— start DATASET EXTRACT —

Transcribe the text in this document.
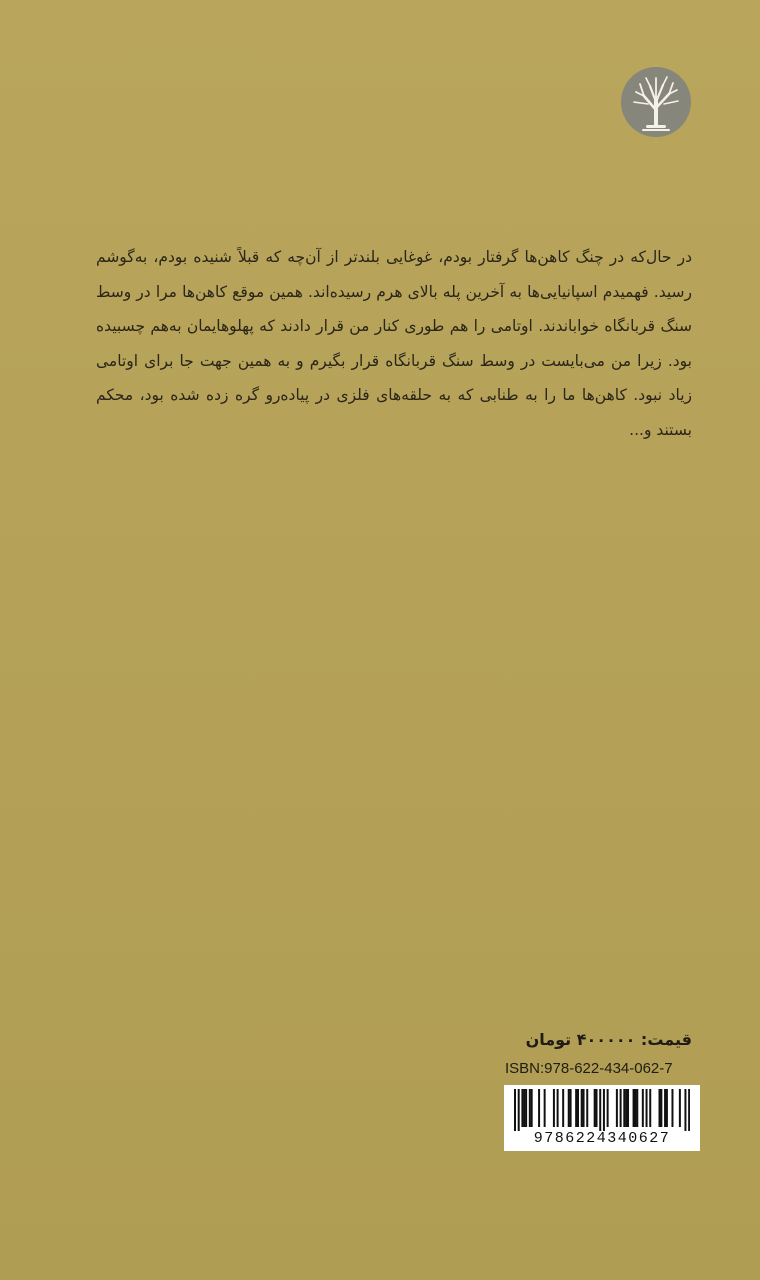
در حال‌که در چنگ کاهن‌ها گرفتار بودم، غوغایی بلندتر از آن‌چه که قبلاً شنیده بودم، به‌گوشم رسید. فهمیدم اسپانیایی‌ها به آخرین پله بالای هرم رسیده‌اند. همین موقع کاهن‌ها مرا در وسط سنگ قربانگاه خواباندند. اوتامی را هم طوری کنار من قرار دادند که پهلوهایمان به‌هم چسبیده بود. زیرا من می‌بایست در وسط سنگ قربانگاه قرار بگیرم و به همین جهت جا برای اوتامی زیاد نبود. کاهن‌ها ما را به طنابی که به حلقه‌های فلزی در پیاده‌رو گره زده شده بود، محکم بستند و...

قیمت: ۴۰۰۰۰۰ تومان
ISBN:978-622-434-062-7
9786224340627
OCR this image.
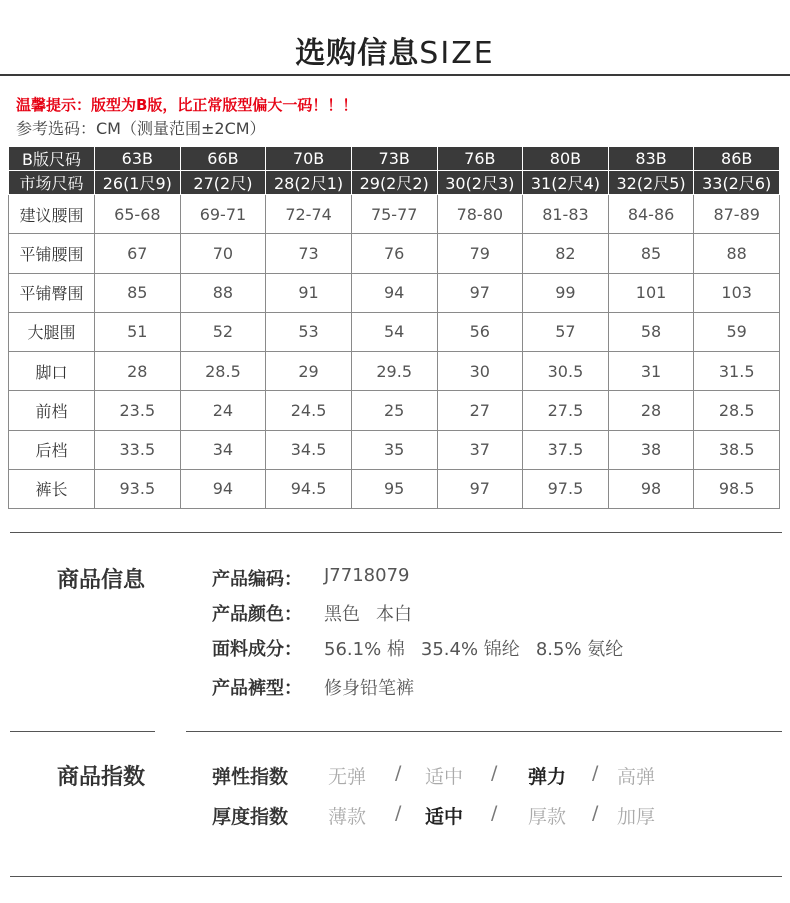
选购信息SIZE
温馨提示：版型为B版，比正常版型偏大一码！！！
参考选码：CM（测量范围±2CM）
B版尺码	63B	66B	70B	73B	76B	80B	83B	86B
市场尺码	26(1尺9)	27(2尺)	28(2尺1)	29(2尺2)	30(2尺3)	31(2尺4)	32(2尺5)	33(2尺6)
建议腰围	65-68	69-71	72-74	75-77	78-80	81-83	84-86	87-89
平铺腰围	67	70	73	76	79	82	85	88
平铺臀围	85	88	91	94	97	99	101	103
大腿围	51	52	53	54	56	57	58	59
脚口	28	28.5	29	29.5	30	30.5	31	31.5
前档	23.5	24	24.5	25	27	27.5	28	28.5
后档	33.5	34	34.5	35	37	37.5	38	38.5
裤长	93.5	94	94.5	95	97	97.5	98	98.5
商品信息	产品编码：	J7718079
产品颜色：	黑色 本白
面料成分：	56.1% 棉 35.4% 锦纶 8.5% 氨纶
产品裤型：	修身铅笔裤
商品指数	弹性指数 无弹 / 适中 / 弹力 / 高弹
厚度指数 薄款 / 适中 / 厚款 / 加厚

— end DATASET EXTRACT —

**JOB:**
In your copy of the listing above, reproduce each line exactly and omit all pictures.

**TASK OUTPUT:**
Transcribe the text in this document.
در حال‌که در چنگ کاهن‌ها گرفتار بودم، غوغایی بلندتر از آن‌چه که قبلاً شنیده بودم، به‌گوشم رسید. فهمیدم اسپانیایی‌ها به آخرین پله بالای هرم رسیده‌اند. همین موقع کاهن‌ها مرا در وسط سنگ قربانگاه خواباندند. اوتامی را هم طوری کنار من قرار دادند که پهلوهایمان به‌هم چسبیده بود. زیرا من می‌بایست در وسط سنگ قربانگاه قرار بگیرم و به همین جهت جا برای اوتامی زیاد نبود. کاهن‌ها ما را به طنابی که به حلقه‌های فلزی در پیاده‌رو گره زده شده بود، محکم بستند و...

قیمت: ۴۰۰۰۰۰ تومان
ISBN:978-622-434-062-7
9786224340627
OCR this image.
选购信息SIZE
温馨提示：版型为B版，比正常版型偏大一码！！！
参考选码：CM（测量范围±2CM）
B版尺码	63B	66B	70B	73B	76B	80B	83B	86B
市场尺码	26(1尺9)	27(2尺)	28(2尺1)	29(2尺2)	30(2尺3)	31(2尺4)	32(2尺5)	33(2尺6)
建议腰围	65-68	69-71	72-74	75-77	78-80	81-83	84-86	87-89
平铺腰围	67	70	73	76	79	82	85	88
平铺臀围	85	88	91	94	97	99	101	103
大腿围	51	52	53	54	56	57	58	59
脚口	28	28.5	29	29.5	30	30.5	31	31.5
前档	23.5	24	24.5	25	27	27.5	28	28.5
后档	33.5	34	34.5	35	37	37.5	38	38.5
裤长	93.5	94	94.5	95	97	97.5	98	98.5
商品信息	产品编码：	J7718079
产品颜色：	黑色 本白
面料成分：	56.1% 棉 35.4% 锦纶 8.5% 氨纶
产品裤型：	修身铅笔裤
商品指数	弹性指数 无弹 / 适中 / 弹力 / 高弹
厚度指数 薄款 / 适中 / 厚款 / 加厚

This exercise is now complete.